Records from a data collection
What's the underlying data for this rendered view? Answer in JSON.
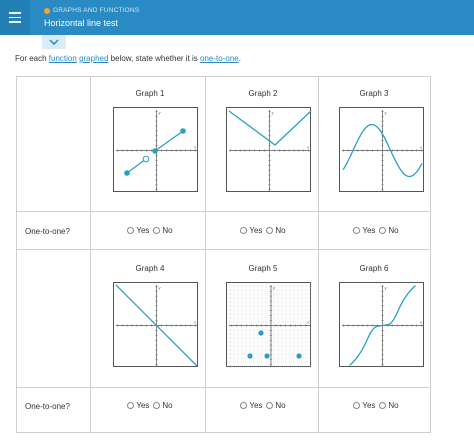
{
  "header": {
    "breadcrumb": "GRAPHS AND FUNCTIONS",
    "title": "Horizontal line test"
  },
  "instruction": {
    "prefix": "For each ",
    "link_function": "function",
    "link_graphed": "graphed",
    "middle": " below, state whether it is ",
    "link_one_to_one": "one-to-one",
    "suffix": "."
  },
  "rows": [
    {
      "label": "One-to-one?"
    },
    {
      "label": "One-to-one?"
    }
  ],
  "graphs": [
    {
      "title": "Graph 1",
      "yes": "Yes",
      "no": "No"
    },
    {
      "title": "Graph 2",
      "yes": "Yes",
      "no": "No"
    },
    {
      "title": "Graph 3",
      "yes": "Yes",
      "no": "No"
    },
    {
      "title": "Graph 4",
      "yes": "Yes",
      "no": "No"
    },
    {
      "title": "Graph 5",
      "yes": "Yes",
      "no": "No"
    },
    {
      "title": "Graph 6",
      "yes": "Yes",
      "no": "No"
    }
  ],
  "axis": {
    "x": "x",
    "y": "y"
  },
  "colors": {
    "accent": "#2a8bc4",
    "curve": "#2a9fc4",
    "header": "#2a8bc4"
  }
}
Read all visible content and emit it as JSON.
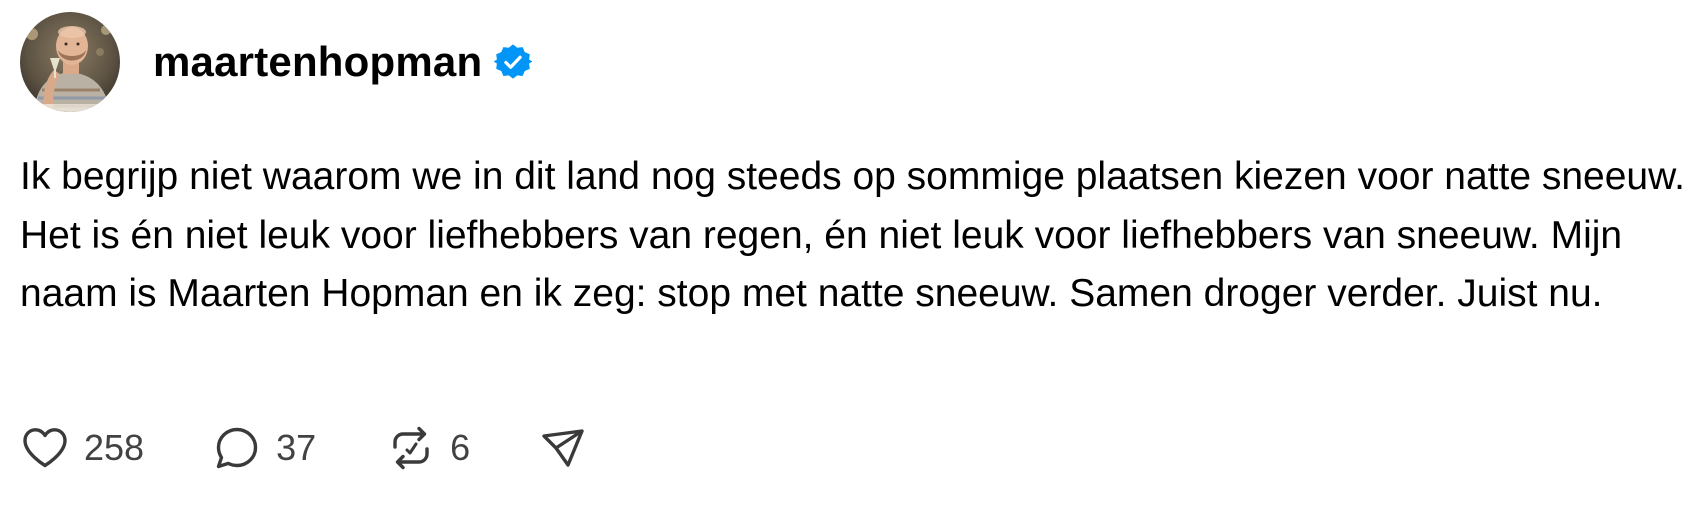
{
  "post": {
    "username": "maartenhopman",
    "verified_icon": "verified-badge-icon",
    "avatar_icon": "profile-photo",
    "text": "Ik begrijp niet waarom we in dit land nog steeds op sommige plaatsen kiezen voor natte sneeuw. Het is én niet leuk voor liefhebbers van regen, én niet leuk voor liefhebbers van sneeuw. Mijn naam is Maarten Hopman en ik zeg: stop met natte sneeuw. Samen droger verder. Juist nu."
  },
  "actions": {
    "like": {
      "icon": "heart-icon",
      "count": "258"
    },
    "reply": {
      "icon": "comment-icon",
      "count": "37"
    },
    "repost": {
      "icon": "repost-icon",
      "count": "6"
    },
    "share": {
      "icon": "send-icon"
    }
  },
  "colors": {
    "text": "#000000",
    "count": "#424242",
    "icon": "#3a3a3a",
    "verified": "#0095f6"
  }
}
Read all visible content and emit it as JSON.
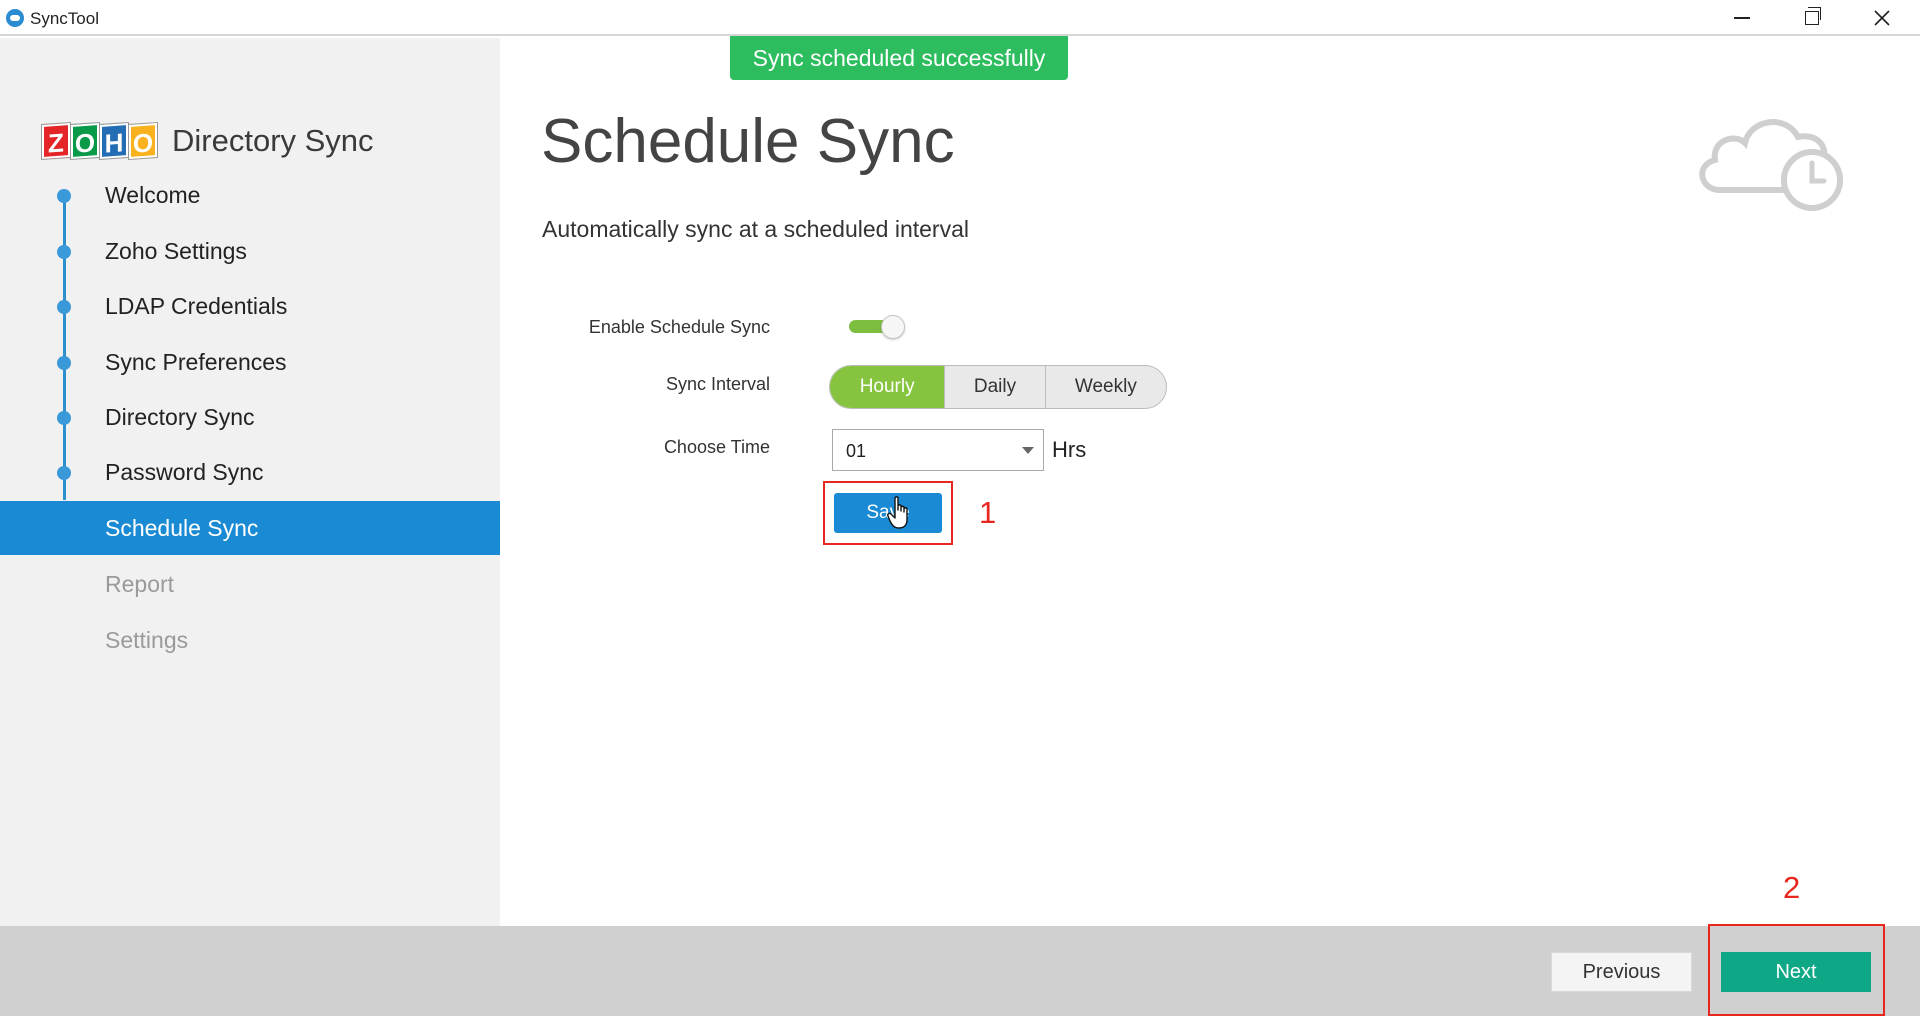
{
  "window": {
    "title": "SyncTool",
    "controls": [
      "minimize",
      "restore",
      "close"
    ]
  },
  "logo": {
    "letters": [
      "Z",
      "O",
      "H",
      "O"
    ],
    "product": "Directory Sync",
    "colors": [
      "#e42527",
      "#089949",
      "#226db4",
      "#f9b21d"
    ]
  },
  "sidebar": {
    "items": [
      {
        "label": "Welcome",
        "state": "completed"
      },
      {
        "label": "Zoho Settings",
        "state": "completed"
      },
      {
        "label": "LDAP Credentials",
        "state": "completed"
      },
      {
        "label": "Sync Preferences",
        "state": "completed"
      },
      {
        "label": "Directory Sync",
        "state": "completed"
      },
      {
        "label": "Password Sync",
        "state": "completed"
      },
      {
        "label": "Schedule Sync",
        "state": "active"
      },
      {
        "label": "Report",
        "state": "disabled"
      },
      {
        "label": "Settings",
        "state": "disabled"
      }
    ]
  },
  "toast": {
    "message": "Sync scheduled successfully",
    "color": "#2dbd5e"
  },
  "main": {
    "title": "Schedule Sync",
    "subtitle": "Automatically sync at a scheduled interval",
    "header_icon": "cloud-clock-icon",
    "form": {
      "enable_label": "Enable Schedule Sync",
      "enable_value": true,
      "interval_label": "Sync Interval",
      "interval_options": [
        "Hourly",
        "Daily",
        "Weekly"
      ],
      "interval_selected": "Hourly",
      "time_label": "Choose Time",
      "time_value": "01",
      "time_unit": "Hrs",
      "save_label": "Save"
    }
  },
  "annotations": {
    "first": "1",
    "second": "2",
    "color": "#e8261e"
  },
  "footer": {
    "previous_label": "Previous",
    "next_label": "Next"
  },
  "colors": {
    "accent": "#1a8ad4",
    "toggle_on": "#7dbd3f",
    "segment_active": "#86c440",
    "next_button": "#0fa886"
  }
}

- [WHAT YOU NEED TO DO] Give every line back word for word and leave the pictures out.

- [FINISHED EXERCISE]
What's the underlying data for this rendered view? Answer in JSON.
{
  "header": {
    "breadcrumb": "GRAPHS AND FUNCTIONS",
    "title": "Horizontal line test"
  },
  "instruction": {
    "prefix": "For each ",
    "link_function": "function",
    "link_graphed": "graphed",
    "middle": " below, state whether it is ",
    "link_one_to_one": "one-to-one",
    "suffix": "."
  },
  "rows": [
    {
      "label": "One-to-one?"
    },
    {
      "label": "One-to-one?"
    }
  ],
  "graphs": [
    {
      "title": "Graph 1",
      "yes": "Yes",
      "no": "No"
    },
    {
      "title": "Graph 2",
      "yes": "Yes",
      "no": "No"
    },
    {
      "title": "Graph 3",
      "yes": "Yes",
      "no": "No"
    },
    {
      "title": "Graph 4",
      "yes": "Yes",
      "no": "No"
    },
    {
      "title": "Graph 5",
      "yes": "Yes",
      "no": "No"
    },
    {
      "title": "Graph 6",
      "yes": "Yes",
      "no": "No"
    }
  ],
  "axis": {
    "x": "x",
    "y": "y"
  },
  "colors": {
    "accent": "#2a8bc4",
    "curve": "#2a9fc4",
    "header": "#2a8bc4"
  }
}
Read all visible content and emit it as JSON.
{
  "post": {
    "username": "maartenhopman",
    "verified_icon": "verified-badge-icon",
    "avatar_icon": "profile-photo",
    "text": "Ik begrijp niet waarom we in dit land nog steeds op sommige plaatsen kiezen voor natte sneeuw. Het is én niet leuk voor liefhebbers van regen, én niet leuk voor liefhebbers van sneeuw. Mijn naam is Maarten Hopman en ik zeg: stop met natte sneeuw. Samen droger verder. Juist nu."
  },
  "actions": {
    "like": {
      "icon": "heart-icon",
      "count": "258"
    },
    "reply": {
      "icon": "comment-icon",
      "count": "37"
    },
    "repost": {
      "icon": "repost-icon",
      "count": "6"
    },
    "share": {
      "icon": "send-icon"
    }
  },
  "colors": {
    "text": "#000000",
    "count": "#424242",
    "icon": "#3a3a3a",
    "verified": "#0095f6"
  }
}
Read all visible content and emit it as JSON.
{
  "window": {
    "title": "SyncTool",
    "controls": [
      "minimize",
      "restore",
      "close"
    ]
  },
  "logo": {
    "letters": [
      "Z",
      "O",
      "H",
      "O"
    ],
    "product": "Directory Sync",
    "colors": [
      "#e42527",
      "#089949",
      "#226db4",
      "#f9b21d"
    ]
  },
  "sidebar": {
    "items": [
      {
        "label": "Welcome",
        "state": "completed"
      },
      {
        "label": "Zoho Settings",
        "state": "completed"
      },
      {
        "label": "LDAP Credentials",
        "state": "completed"
      },
      {
        "label": "Sync Preferences",
        "state": "completed"
      },
      {
        "label": "Directory Sync",
        "state": "completed"
      },
      {
        "label": "Password Sync",
        "state": "completed"
      },
      {
        "label": "Schedule Sync",
        "state": "active"
      },
      {
        "label": "Report",
        "state": "disabled"
      },
      {
        "label": "Settings",
        "state": "disabled"
      }
    ]
  },
  "toast": {
    "message": "Sync scheduled successfully",
    "color": "#2dbd5e"
  },
  "main": {
    "title": "Schedule Sync",
    "subtitle": "Automatically sync at a scheduled interval",
    "header_icon": "cloud-clock-icon",
    "form": {
      "enable_label": "Enable Schedule Sync",
      "enable_value": true,
      "interval_label": "Sync Interval",
      "interval_options": [
        "Hourly",
        "Daily",
        "Weekly"
      ],
      "interval_selected": "Hourly",
      "time_label": "Choose Time",
      "time_value": "01",
      "time_unit": "Hrs",
      "save_label": "Save"
    }
  },
  "annotations": {
    "first": "1",
    "second": "2",
    "color": "#e8261e"
  },
  "footer": {
    "previous_label": "Previous",
    "next_label": "Next"
  },
  "colors": {
    "accent": "#1a8ad4",
    "toggle_on": "#7dbd3f",
    "segment_active": "#86c440",
    "next_button": "#0fa886"
  }
}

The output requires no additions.